Objective — Write out the full set of records below exactly.

Records for this exercise —
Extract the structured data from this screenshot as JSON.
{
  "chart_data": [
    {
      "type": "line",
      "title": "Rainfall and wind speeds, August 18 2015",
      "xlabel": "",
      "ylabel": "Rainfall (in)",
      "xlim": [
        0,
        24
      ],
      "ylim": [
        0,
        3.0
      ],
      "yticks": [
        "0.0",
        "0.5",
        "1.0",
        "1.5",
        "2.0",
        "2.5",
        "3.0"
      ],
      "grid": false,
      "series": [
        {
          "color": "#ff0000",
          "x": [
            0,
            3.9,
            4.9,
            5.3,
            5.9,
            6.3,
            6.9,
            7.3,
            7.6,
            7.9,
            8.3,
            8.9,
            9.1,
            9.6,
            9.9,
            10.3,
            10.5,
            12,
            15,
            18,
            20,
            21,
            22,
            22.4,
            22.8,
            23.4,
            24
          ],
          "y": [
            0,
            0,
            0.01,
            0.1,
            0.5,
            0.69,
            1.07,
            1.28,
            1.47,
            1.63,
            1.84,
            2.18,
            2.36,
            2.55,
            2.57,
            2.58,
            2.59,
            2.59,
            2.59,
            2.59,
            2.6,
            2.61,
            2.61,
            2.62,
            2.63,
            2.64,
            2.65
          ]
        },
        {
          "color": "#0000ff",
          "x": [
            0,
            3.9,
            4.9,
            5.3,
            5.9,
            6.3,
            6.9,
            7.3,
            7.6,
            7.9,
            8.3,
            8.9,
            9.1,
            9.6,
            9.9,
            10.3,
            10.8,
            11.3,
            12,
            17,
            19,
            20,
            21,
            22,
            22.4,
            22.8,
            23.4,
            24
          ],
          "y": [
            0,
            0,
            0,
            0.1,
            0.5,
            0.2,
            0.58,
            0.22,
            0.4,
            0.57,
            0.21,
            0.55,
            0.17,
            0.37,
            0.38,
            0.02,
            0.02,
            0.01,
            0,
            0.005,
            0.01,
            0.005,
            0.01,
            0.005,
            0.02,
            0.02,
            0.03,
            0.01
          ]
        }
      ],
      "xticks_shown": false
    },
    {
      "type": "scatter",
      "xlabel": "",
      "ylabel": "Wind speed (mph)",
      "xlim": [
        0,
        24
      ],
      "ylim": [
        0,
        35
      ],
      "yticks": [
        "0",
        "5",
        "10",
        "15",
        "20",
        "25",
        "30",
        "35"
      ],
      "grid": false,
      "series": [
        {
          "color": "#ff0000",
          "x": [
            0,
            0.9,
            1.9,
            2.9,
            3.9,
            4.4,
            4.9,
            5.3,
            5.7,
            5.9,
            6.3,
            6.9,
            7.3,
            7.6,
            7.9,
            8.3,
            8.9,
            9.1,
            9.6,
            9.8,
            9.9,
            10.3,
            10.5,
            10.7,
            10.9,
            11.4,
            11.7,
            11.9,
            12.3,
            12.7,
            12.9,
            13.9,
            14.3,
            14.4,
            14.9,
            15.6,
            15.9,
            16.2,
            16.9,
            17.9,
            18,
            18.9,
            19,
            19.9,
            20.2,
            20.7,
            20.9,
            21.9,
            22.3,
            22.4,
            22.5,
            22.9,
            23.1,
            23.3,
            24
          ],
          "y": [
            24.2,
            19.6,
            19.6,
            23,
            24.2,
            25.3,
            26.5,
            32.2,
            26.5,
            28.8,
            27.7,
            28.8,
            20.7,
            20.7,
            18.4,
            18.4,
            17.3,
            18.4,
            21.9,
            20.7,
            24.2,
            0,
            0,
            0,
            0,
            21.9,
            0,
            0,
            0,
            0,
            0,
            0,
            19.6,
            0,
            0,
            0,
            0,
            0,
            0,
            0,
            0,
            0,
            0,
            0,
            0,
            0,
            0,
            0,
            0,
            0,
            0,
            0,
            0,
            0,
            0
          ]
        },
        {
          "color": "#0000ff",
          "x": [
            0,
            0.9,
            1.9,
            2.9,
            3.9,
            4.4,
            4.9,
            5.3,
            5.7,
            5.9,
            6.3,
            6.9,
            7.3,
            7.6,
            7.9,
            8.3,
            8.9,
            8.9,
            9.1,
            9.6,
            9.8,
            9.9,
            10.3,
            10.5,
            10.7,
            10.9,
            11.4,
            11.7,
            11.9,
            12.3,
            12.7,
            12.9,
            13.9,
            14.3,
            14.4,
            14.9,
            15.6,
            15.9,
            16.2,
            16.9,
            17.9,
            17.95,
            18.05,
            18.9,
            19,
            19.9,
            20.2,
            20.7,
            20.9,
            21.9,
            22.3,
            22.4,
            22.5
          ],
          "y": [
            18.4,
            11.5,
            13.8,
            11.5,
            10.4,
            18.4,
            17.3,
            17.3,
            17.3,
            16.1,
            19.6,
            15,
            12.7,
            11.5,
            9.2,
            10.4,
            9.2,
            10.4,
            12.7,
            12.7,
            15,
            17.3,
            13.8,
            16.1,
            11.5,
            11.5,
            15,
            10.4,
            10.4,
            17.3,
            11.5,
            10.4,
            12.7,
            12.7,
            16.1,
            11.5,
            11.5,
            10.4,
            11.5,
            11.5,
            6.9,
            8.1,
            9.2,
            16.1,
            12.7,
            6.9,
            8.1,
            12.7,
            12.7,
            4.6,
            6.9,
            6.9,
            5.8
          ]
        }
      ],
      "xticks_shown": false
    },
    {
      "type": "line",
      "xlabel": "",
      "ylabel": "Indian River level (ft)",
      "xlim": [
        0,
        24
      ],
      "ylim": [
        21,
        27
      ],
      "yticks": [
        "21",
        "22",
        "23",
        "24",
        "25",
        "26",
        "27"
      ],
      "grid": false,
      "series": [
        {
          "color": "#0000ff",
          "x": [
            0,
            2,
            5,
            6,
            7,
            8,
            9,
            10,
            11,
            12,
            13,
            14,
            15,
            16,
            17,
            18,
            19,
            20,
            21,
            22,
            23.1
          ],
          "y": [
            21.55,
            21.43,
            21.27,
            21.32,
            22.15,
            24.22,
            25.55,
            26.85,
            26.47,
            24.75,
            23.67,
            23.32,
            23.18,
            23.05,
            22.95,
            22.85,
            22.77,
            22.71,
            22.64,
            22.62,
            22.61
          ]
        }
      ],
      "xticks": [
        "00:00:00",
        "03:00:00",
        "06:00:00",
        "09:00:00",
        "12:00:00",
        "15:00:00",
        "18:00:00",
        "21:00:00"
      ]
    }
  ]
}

The response —
Extract the structured data from this screenshot as JSON.
{
  "chart_data": [
    {
      "type": "line",
      "title": "Rainfall and wind speeds, August 18 2015",
      "xlabel": "",
      "ylabel": "Rainfall (in)",
      "xlim": [
        0,
        24
      ],
      "ylim": [
        0,
        3.0
      ],
      "yticks": [
        "0.0",
        "0.5",
        "1.0",
        "1.5",
        "2.0",
        "2.5",
        "3.0"
      ],
      "grid": false,
      "series": [
        {
          "color": "#ff0000",
          "x": [
            0,
            3.9,
            4.9,
            5.3,
            5.9,
            6.3,
            6.9,
            7.3,
            7.6,
            7.9,
            8.3,
            8.9,
            9.1,
            9.6,
            9.9,
            10.3,
            10.5,
            12,
            15,
            18,
            20,
            21,
            22,
            22.4,
            22.8,
            23.4,
            24
          ],
          "y": [
            0,
            0,
            0.01,
            0.1,
            0.5,
            0.69,
            1.07,
            1.28,
            1.47,
            1.63,
            1.84,
            2.18,
            2.36,
            2.55,
            2.57,
            2.58,
            2.59,
            2.59,
            2.59,
            2.59,
            2.6,
            2.61,
            2.61,
            2.62,
            2.63,
            2.64,
            2.65
          ]
        },
        {
          "color": "#0000ff",
          "x": [
            0,
            3.9,
            4.9,
            5.3,
            5.9,
            6.3,
            6.9,
            7.3,
            7.6,
            7.9,
            8.3,
            8.9,
            9.1,
            9.6,
            9.9,
            10.3,
            10.8,
            11.3,
            12,
            17,
            19,
            20,
            21,
            22,
            22.4,
            22.8,
            23.4,
            24
          ],
          "y": [
            0,
            0,
            0,
            0.1,
            0.5,
            0.2,
            0.58,
            0.22,
            0.4,
            0.57,
            0.21,
            0.55,
            0.17,
            0.37,
            0.38,
            0.02,
            0.02,
            0.01,
            0,
            0.005,
            0.01,
            0.005,
            0.01,
            0.005,
            0.02,
            0.02,
            0.03,
            0.01
          ]
        }
      ],
      "xticks_shown": false
    },
    {
      "type": "scatter",
      "xlabel": "",
      "ylabel": "Wind speed (mph)",
      "xlim": [
        0,
        24
      ],
      "ylim": [
        0,
        35
      ],
      "yticks": [
        "0",
        "5",
        "10",
        "15",
        "20",
        "25",
        "30",
        "35"
      ],
      "grid": false,
      "series": [
        {
          "color": "#ff0000",
          "x": [
            0,
            0.9,
            1.9,
            2.9,
            3.9,
            4.4,
            4.9,
            5.3,
            5.7,
            5.9,
            6.3,
            6.9,
            7.3,
            7.6,
            7.9,
            8.3,
            8.9,
            9.1,
            9.6,
            9.8,
            9.9,
            10.3,
            10.5,
            10.7,
            10.9,
            11.4,
            11.7,
            11.9,
            12.3,
            12.7,
            12.9,
            13.9,
            14.3,
            14.4,
            14.9,
            15.6,
            15.9,
            16.2,
            16.9,
            17.9,
            18,
            18.9,
            19,
            19.9,
            20.2,
            20.7,
            20.9,
            21.9,
            22.3,
            22.4,
            22.5,
            22.9,
            23.1,
            23.3,
            24
          ],
          "y": [
            24.2,
            19.6,
            19.6,
            23,
            24.2,
            25.3,
            26.5,
            32.2,
            26.5,
            28.8,
            27.7,
            28.8,
            20.7,
            20.7,
            18.4,
            18.4,
            17.3,
            18.4,
            21.9,
            20.7,
            24.2,
            0,
            0,
            0,
            0,
            21.9,
            0,
            0,
            0,
            0,
            0,
            0,
            19.6,
            0,
            0,
            0,
            0,
            0,
            0,
            0,
            0,
            0,
            0,
            0,
            0,
            0,
            0,
            0,
            0,
            0,
            0,
            0,
            0,
            0,
            0
          ]
        },
        {
          "color": "#0000ff",
          "x": [
            0,
            0.9,
            1.9,
            2.9,
            3.9,
            4.4,
            4.9,
            5.3,
            5.7,
            5.9,
            6.3,
            6.9,
            7.3,
            7.6,
            7.9,
            8.3,
            8.9,
            8.9,
            9.1,
            9.6,
            9.8,
            9.9,
            10.3,
            10.5,
            10.7,
            10.9,
            11.4,
            11.7,
            11.9,
            12.3,
            12.7,
            12.9,
            13.9,
            14.3,
            14.4,
            14.9,
            15.6,
            15.9,
            16.2,
            16.9,
            17.9,
            17.95,
            18.05,
            18.9,
            19,
            19.9,
            20.2,
            20.7,
            20.9,
            21.9,
            22.3,
            22.4,
            22.5
          ],
          "y": [
            18.4,
            11.5,
            13.8,
            11.5,
            10.4,
            18.4,
            17.3,
            17.3,
            17.3,
            16.1,
            19.6,
            15,
            12.7,
            11.5,
            9.2,
            10.4,
            9.2,
            10.4,
            12.7,
            12.7,
            15,
            17.3,
            13.8,
            16.1,
            11.5,
            11.5,
            15,
            10.4,
            10.4,
            17.3,
            11.5,
            10.4,
            12.7,
            12.7,
            16.1,
            11.5,
            11.5,
            10.4,
            11.5,
            11.5,
            6.9,
            8.1,
            9.2,
            16.1,
            12.7,
            6.9,
            8.1,
            12.7,
            12.7,
            4.6,
            6.9,
            6.9,
            5.8
          ]
        }
      ],
      "xticks_shown": false
    },
    {
      "type": "line",
      "xlabel": "",
      "ylabel": "Indian River level (ft)",
      "xlim": [
        0,
        24
      ],
      "ylim": [
        21,
        27
      ],
      "yticks": [
        "21",
        "22",
        "23",
        "24",
        "25",
        "26",
        "27"
      ],
      "grid": false,
      "series": [
        {
          "color": "#0000ff",
          "x": [
            0,
            2,
            5,
            6,
            7,
            8,
            9,
            10,
            11,
            12,
            13,
            14,
            15,
            16,
            17,
            18,
            19,
            20,
            21,
            22,
            23.1
          ],
          "y": [
            21.55,
            21.43,
            21.27,
            21.32,
            22.15,
            24.22,
            25.55,
            26.85,
            26.47,
            24.75,
            23.67,
            23.32,
            23.18,
            23.05,
            22.95,
            22.85,
            22.77,
            22.71,
            22.64,
            22.62,
            22.61
          ]
        }
      ],
      "xticks": [
        "00:00:00",
        "03:00:00",
        "06:00:00",
        "09:00:00",
        "12:00:00",
        "15:00:00",
        "18:00:00",
        "21:00:00"
      ]
    }
  ]
}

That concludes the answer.